● Extract provided:
Nevertheless, we were treated on Sunday to a brilliant performance by the Chiefs’ MVP quarterback, Patrick Mahomes. With just half of the fourth quarter left in the game and losing by two scores, he took his team to victory with 21 unanswered points.
Pundits are praising Mr. Mahomes’ amazing leadership, overcoming four sacks and two interceptions—both rarities in this young man’s short but stellar career—but I humbly disagree with the pundits.
What Patrick Mahomes did in the Super Bowl was amazing, and, perhaps, in football terms, heroic. But it was not leadership. It was the actions of an incredibly talented and phenomenally gifted individual contributor.
For the Super Bowl exploits we witnessed on Sunday to be leadership, the MVP would have to recruit a crew of other quarterbacks, train them in the trade of avoiding 300 pound linemen while completing 50 yard passes, and unleash these athletes on the NFL to win football game after football game, Super Bowl after Super Bowl.
In other words, while heroics—football or otherwise—may be inspiring, effective sales leaders duplicate themselves in others and build robust organizational capacity. This is the myth of heroic sales leadership, that it actually exists. Here are its misfortunes:
1. Heroic sales leadership leaves others immobilized in awe
While heroic sales leaders achieve acts of greatness, shattering sales records or speaking for hours without notes, less gifted—or, more accurately, otherwise gifted—individuals reach the very reasonable conclusion that they don’t contribute to the success of the organization because they can’t accomplish the things their heroic leader accomplishes.
This is (mostly) unintentional. Heroic sales leaders feel strongly about the companies they serve and often act sacrificially to help them succeed. But their actions aren’t effective in the long term because they don’t get things done through others, leaving their people watching in awe at their greatness. Immobilized.
A genius with a thousands helpers is still genius. He or she is simply not a leader.
2. Heroic sales leadership doesn’t create repeatable processes
The thing about a lightening strike is that it’s not repeatable. That’s what heroic sales leadership is, lightening. Like winning the lottery, it’s cool, but not something you can duplicate or plan on. No one ever said, “My financial plan for the future is to win the lottery.” (Okay, may somebody did say that, but only after too much alcohol.)
Ask a superstar salesperson how she achieved 150% of plan, and she’s likely to tell you, “I don’t know, I just did.” Fine if you’re an individual contributor, but not fine if you’re a leader.
Your job as a sales leader is to know exactly how to reach 150% of plan, breaking it down into a systematic process and motivating the entire team to reach 150% of plan year after year. Effective sales leaders aren’t satisfied with the unpredictable lightning strike of a talented superstar, but mobilize everyone who works for them to generate their own electricity.
3. Heroic sales leadership sets itself up to fail
Finally, with followers immobilized in awe and repeatable processes nowhere to be found, heroic sales leaders set themselves up to fail.

● Instructions to follow:
Decide whether each statement agrees with the passage on heroic sales leadership, answering yes or no and quoting the words that settle it. 1. Mahomes won the game by scoring 21 unanswered points. 2. The author shares the pundits' view of Mahomes' leadership. 3. The author judges the actions of heroic sales leaders to be effective in the long term. Rely only on the passage on heroic sales leadership.

● Given material:
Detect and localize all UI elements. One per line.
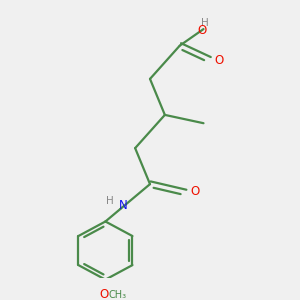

● Response to the task:
1. Yes: "he took his team to victory with 21 unanswered points."
2. No: "but I humbly disagree with the pundits."
3. No: "But their actions aren’t effective in the long term because they don’t get things done through others"